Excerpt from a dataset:
---+---

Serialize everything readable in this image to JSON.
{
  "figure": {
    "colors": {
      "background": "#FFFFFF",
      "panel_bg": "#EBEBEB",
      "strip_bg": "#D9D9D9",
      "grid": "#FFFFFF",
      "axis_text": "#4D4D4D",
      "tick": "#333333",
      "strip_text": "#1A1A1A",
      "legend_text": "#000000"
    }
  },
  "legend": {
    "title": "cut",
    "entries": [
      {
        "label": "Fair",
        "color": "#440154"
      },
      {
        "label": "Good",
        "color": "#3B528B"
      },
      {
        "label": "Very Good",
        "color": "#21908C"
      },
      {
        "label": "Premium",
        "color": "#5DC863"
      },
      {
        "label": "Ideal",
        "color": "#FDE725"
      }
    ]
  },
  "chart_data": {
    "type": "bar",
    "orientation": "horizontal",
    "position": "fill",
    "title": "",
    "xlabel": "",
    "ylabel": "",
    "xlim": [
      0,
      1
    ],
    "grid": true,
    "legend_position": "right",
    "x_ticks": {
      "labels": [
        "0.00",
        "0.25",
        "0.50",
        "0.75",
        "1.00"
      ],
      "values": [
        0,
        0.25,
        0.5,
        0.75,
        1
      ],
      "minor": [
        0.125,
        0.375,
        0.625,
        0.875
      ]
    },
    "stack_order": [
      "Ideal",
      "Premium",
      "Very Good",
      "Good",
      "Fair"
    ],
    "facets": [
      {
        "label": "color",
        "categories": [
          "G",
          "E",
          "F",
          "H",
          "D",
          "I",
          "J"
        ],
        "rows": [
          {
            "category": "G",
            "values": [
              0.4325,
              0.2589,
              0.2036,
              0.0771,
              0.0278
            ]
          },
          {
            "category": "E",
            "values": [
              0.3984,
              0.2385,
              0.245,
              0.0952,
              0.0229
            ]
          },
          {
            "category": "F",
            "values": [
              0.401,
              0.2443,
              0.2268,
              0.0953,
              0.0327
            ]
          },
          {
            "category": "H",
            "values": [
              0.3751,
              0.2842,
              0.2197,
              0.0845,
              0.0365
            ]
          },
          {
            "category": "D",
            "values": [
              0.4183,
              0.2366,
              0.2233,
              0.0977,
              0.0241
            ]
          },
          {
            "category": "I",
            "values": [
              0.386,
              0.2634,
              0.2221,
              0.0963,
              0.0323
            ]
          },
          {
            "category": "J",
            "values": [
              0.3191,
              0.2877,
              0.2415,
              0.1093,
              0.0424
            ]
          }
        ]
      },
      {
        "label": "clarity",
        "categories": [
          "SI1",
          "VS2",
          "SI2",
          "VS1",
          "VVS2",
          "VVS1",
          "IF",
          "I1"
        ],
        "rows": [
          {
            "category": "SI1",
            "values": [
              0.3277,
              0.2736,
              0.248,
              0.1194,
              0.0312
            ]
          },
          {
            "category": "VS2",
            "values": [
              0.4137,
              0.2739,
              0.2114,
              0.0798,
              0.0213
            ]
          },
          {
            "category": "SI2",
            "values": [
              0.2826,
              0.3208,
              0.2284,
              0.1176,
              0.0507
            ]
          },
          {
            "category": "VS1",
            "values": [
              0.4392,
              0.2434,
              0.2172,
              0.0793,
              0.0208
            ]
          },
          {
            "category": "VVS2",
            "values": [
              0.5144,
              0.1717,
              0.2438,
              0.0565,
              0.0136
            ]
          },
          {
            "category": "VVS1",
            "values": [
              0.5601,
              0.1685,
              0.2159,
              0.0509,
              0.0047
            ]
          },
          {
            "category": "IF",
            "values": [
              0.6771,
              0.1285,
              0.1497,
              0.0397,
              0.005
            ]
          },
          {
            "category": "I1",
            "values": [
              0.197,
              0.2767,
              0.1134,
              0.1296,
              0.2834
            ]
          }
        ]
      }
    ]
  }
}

---+---

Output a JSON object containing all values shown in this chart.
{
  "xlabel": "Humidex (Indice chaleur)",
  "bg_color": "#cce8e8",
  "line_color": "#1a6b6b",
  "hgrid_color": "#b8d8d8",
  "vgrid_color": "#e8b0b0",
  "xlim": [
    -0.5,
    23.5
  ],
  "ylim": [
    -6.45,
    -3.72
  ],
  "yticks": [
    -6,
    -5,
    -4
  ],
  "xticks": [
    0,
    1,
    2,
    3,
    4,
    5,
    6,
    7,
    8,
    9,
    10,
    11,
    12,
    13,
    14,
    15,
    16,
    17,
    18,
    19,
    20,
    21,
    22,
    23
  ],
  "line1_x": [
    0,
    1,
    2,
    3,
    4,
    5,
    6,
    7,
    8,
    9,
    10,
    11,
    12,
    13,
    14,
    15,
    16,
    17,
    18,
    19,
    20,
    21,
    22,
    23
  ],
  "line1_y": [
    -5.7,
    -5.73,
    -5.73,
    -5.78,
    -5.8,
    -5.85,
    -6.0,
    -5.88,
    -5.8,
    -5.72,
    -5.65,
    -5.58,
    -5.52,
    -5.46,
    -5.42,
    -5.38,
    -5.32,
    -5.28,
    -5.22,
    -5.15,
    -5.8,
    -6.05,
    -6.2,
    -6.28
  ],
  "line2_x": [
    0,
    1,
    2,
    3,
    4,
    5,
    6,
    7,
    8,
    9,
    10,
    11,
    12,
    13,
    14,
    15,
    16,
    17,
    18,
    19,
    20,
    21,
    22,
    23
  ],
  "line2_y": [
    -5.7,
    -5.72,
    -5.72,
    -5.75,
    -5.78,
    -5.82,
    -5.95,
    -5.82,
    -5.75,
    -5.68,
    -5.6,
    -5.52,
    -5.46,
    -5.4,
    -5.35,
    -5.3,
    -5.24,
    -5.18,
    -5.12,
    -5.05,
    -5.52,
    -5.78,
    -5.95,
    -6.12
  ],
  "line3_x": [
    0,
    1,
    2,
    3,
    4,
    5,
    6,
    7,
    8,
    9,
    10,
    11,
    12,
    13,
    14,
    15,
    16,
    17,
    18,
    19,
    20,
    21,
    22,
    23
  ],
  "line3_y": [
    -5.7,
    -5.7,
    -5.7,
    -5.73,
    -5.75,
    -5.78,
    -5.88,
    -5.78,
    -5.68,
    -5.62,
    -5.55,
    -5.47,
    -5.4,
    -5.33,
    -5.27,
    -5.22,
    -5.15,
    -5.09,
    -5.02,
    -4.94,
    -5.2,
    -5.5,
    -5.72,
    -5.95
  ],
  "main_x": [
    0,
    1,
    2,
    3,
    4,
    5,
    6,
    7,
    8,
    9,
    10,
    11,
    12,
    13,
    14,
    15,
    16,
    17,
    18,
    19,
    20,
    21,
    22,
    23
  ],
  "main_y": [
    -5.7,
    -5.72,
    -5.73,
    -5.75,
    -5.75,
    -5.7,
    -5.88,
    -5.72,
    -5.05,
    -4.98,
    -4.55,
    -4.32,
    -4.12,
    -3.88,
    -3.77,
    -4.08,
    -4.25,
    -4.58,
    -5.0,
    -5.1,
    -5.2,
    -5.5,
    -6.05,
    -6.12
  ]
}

---+---

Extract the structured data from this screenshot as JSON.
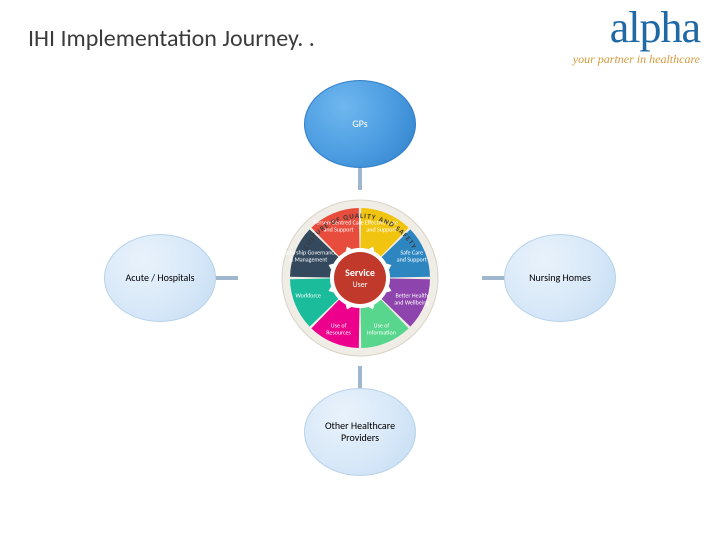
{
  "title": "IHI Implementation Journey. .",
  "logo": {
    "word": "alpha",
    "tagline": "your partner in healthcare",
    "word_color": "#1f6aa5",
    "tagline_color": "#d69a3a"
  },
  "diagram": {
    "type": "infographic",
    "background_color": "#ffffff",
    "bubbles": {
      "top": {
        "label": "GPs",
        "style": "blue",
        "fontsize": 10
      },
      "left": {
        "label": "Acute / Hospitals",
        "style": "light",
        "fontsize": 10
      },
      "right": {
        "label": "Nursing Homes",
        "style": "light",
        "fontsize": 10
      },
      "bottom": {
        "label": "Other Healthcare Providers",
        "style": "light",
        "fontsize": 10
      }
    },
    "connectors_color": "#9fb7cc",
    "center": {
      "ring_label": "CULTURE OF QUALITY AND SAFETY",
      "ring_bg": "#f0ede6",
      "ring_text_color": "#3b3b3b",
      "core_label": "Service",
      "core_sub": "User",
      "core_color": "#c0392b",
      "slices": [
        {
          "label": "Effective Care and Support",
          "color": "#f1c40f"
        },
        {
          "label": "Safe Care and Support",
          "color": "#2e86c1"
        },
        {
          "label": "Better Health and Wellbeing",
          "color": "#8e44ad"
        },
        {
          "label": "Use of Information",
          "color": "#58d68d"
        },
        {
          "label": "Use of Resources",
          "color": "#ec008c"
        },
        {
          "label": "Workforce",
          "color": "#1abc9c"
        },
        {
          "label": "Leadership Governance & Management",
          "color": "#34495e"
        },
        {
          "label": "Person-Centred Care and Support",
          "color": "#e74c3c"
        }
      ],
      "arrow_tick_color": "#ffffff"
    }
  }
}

---+---

WORK INSTRUCTIONS ▸ Wherever "xlabel" shows up in a line, copy that line.

THE ANSWER ▸
    "xlabel": "",
  "xlabel": "Humidex (Indice chaleur)",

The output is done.